EXERCISE DIRECTIONS: Your task is to copy the material exactly.

Stored data entries:
■ ■ ■ ■
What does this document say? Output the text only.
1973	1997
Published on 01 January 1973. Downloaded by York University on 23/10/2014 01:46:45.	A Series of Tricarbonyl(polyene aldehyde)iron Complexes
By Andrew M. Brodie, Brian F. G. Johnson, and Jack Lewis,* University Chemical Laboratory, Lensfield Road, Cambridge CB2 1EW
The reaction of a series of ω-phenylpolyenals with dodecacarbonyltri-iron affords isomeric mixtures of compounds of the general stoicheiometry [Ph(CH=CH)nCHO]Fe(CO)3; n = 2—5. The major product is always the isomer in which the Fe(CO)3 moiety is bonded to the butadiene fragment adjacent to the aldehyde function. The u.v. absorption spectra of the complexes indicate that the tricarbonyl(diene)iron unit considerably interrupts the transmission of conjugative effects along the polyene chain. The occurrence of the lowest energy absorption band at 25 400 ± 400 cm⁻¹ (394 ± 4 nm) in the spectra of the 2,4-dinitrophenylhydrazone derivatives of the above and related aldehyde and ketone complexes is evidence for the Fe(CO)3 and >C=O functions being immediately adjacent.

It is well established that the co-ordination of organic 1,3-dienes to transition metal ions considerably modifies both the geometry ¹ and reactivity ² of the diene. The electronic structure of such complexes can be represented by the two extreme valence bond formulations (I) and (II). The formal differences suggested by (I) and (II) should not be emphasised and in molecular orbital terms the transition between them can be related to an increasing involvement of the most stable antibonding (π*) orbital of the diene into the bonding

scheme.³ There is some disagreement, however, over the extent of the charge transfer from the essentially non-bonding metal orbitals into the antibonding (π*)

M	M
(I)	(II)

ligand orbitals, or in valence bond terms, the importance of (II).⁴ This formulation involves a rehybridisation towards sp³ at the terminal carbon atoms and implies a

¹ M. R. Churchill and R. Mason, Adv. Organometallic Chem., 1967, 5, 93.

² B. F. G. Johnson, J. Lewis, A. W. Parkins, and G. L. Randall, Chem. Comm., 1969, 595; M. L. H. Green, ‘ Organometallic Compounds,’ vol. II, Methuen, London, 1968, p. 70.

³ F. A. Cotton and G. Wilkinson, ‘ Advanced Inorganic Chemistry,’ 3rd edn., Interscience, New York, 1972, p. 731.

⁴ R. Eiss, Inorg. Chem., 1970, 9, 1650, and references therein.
■ ■ ■ ■
COMPLETE OUTPUT:
What does this document say? Output the text only.
1973	1997
Published on 01 January 1973. Downloaded by York University on 23/10/2014 01:46:45.	A Series of Tricarbonyl(polyene aldehyde)iron Complexes
By Andrew M. Brodie, Brian F. G. Johnson, and Jack Lewis,* University Chemical Laboratory, Lensfield Road, Cambridge CB2 1EW
The reaction of a series of ω-phenylpolyenals with dodecacarbonyltri-iron affords isomeric mixtures of compounds of the general stoicheiometry [Ph(CH=CH)nCHO]Fe(CO)3; n = 2—5. The major product is always the isomer in which the Fe(CO)3 moiety is bonded to the butadiene fragment adjacent to the aldehyde function. The u.v. absorption spectra of the complexes indicate that the tricarbonyl(diene)iron unit considerably interrupts the transmission of conjugative effects along the polyene chain. The occurrence of the lowest energy absorption band at 25 400 ± 400 cm⁻¹ (394 ± 4 nm) in the spectra of the 2,4-dinitrophenylhydrazone derivatives of the above and related aldehyde and ketone complexes is evidence for the Fe(CO)3 and >C=O functions being immediately adjacent.

It is well established that the co-ordination of organic 1,3-dienes to transition metal ions considerably modifies both the geometry ¹ and reactivity ² of the diene. The electronic structure of such complexes can be represented by the two extreme valence bond formulations (I) and (II). The formal differences suggested by (I) and (II) should not be emphasised and in molecular orbital terms the transition between them can be related to an increasing involvement of the most stable antibonding (π*) orbital of the diene into the bonding

scheme.³ There is some disagreement, however, over the extent of the charge transfer from the essentially non-bonding metal orbitals into the antibonding (π*)

M	M
(I)	(II)

ligand orbitals, or in valence bond terms, the importance of (II).⁴ This formulation involves a rehybridisation towards sp³ at the terminal carbon atoms and implies a

¹ M. R. Churchill and R. Mason, Adv. Organometallic Chem., 1967, 5, 93.

² B. F. G. Johnson, J. Lewis, A. W. Parkins, and G. L. Randall, Chem. Comm., 1969, 595; M. L. H. Green, ‘ Organometallic Compounds,’ vol. II, Methuen, London, 1968, p. 70.

³ F. A. Cotton and G. Wilkinson, ‘ Advanced Inorganic Chemistry,’ 3rd edn., Interscience, New York, 1972, p. 731.

⁴ R. Eiss, Inorg. Chem., 1970, 9, 1650, and references therein.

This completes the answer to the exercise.